**MATERIAL FOR THE TASK**
================================

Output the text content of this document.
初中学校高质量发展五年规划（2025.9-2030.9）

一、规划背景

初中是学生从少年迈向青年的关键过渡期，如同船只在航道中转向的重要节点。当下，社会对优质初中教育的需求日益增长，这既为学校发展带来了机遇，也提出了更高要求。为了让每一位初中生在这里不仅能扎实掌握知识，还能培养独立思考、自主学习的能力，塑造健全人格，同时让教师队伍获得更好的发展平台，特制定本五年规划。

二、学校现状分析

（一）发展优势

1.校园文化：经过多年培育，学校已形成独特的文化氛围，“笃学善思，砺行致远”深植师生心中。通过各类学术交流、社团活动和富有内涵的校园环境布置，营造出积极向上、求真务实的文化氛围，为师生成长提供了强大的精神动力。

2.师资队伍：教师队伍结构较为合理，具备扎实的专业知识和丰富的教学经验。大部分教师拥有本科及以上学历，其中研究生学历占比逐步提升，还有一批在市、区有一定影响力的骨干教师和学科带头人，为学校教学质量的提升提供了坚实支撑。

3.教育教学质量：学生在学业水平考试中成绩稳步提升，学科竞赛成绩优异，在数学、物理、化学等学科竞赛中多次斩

================================

**DIRECTIONS**
Type out the entries again, word for word.

**COMPLETED TASK**
Output the text content of this document.
初中学校高质量发展五年规划（2025.9-2030.9）

一、规划背景

初中是学生从少年迈向青年的关键过渡期，如同船只在航道中转向的重要节点。当下，社会对优质初中教育的需求日益增长，这既为学校发展带来了机遇，也提出了更高要求。为了让每一位初中生在这里不仅能扎实掌握知识，还能培养独立思考、自主学习的能力，塑造健全人格，同时让教师队伍获得更好的发展平台，特制定本五年规划。

二、学校现状分析

（一）发展优势

1.校园文化：经过多年培育，学校已形成独特的文化氛围，“笃学善思，砺行致远”深植师生心中。通过各类学术交流、社团活动和富有内涵的校园环境布置，营造出积极向上、求真务实的文化氛围，为师生成长提供了强大的精神动力。

2.师资队伍：教师队伍结构较为合理，具备扎实的专业知识和丰富的教学经验。大部分教师拥有本科及以上学历，其中研究生学历占比逐步提升，还有一批在市、区有一定影响力的骨干教师和学科带头人，为学校教学质量的提升提供了坚实支撑。

3.教育教学质量：学生在学业水平考试中成绩稳步提升，学科竞赛成绩优异，在数学、物理、化学等学科竞赛中多次斩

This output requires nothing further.